* Work to be completed
From the listing that follows, extract every line and set it down unaltered.

* Given entries
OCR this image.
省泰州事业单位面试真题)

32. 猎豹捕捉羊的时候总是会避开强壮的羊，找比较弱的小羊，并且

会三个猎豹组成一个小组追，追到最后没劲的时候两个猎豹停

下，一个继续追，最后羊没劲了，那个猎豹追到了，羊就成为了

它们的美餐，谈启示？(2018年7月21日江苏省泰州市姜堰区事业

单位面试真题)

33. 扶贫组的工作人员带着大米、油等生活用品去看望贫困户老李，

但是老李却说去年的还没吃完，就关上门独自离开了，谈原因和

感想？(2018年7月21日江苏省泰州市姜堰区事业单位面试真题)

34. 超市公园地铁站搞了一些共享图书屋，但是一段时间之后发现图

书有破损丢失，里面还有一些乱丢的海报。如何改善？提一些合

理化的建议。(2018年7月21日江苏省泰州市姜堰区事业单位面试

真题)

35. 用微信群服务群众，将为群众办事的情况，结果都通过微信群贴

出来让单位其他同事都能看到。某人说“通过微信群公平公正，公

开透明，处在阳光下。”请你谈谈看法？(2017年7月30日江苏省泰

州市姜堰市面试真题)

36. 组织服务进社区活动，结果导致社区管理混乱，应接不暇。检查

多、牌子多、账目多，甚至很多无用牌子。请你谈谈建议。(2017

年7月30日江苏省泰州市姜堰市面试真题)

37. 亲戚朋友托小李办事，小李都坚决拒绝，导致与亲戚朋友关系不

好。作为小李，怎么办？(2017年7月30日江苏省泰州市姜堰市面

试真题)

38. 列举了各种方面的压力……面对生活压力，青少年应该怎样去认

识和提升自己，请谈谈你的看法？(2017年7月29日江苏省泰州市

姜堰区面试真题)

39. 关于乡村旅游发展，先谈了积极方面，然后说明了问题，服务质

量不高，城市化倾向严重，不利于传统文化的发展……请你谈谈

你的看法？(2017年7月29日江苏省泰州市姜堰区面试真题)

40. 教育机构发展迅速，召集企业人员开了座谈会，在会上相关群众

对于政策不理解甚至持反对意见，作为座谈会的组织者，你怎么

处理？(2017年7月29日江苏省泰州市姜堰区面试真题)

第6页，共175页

* Complete output
OCR this image.
省泰州事业单位面试真题)

32. 猎豹捕捉羊的时候总是会避开强壮的羊，找比较弱的小羊，并且

会三个猎豹组成一个小组追，追到最后没劲的时候两个猎豹停

下，一个继续追，最后羊没劲了，那个猎豹追到了，羊就成为了

它们的美餐，谈启示？(2018年7月21日江苏省泰州市姜堰区事业

单位面试真题)

33. 扶贫组的工作人员带着大米、油等生活用品去看望贫困户老李，

但是老李却说去年的还没吃完，就关上门独自离开了，谈原因和

感想？(2018年7月21日江苏省泰州市姜堰区事业单位面试真题)

34. 超市公园地铁站搞了一些共享图书屋，但是一段时间之后发现图

书有破损丢失，里面还有一些乱丢的海报。如何改善？提一些合

理化的建议。(2018年7月21日江苏省泰州市姜堰区事业单位面试

真题)

35. 用微信群服务群众，将为群众办事的情况，结果都通过微信群贴

出来让单位其他同事都能看到。某人说“通过微信群公平公正，公

开透明，处在阳光下。”请你谈谈看法？(2017年7月30日江苏省泰

州市姜堰市面试真题)

36. 组织服务进社区活动，结果导致社区管理混乱，应接不暇。检查

多、牌子多、账目多，甚至很多无用牌子。请你谈谈建议。(2017

年7月30日江苏省泰州市姜堰市面试真题)

37. 亲戚朋友托小李办事，小李都坚决拒绝，导致与亲戚朋友关系不

好。作为小李，怎么办？(2017年7月30日江苏省泰州市姜堰市面

试真题)

38. 列举了各种方面的压力……面对生活压力，青少年应该怎样去认

识和提升自己，请谈谈你的看法？(2017年7月29日江苏省泰州市

姜堰区面试真题)

39. 关于乡村旅游发展，先谈了积极方面，然后说明了问题，服务质

量不高，城市化倾向严重，不利于传统文化的发展……请你谈谈

你的看法？(2017年7月29日江苏省泰州市姜堰区面试真题)

40. 教育机构发展迅速，召集企业人员开了座谈会，在会上相关群众

对于政策不理解甚至持反对意见，作为座谈会的组织者，你怎么

处理？(2017年7月29日江苏省泰州市姜堰区面试真题)

第6页，共175页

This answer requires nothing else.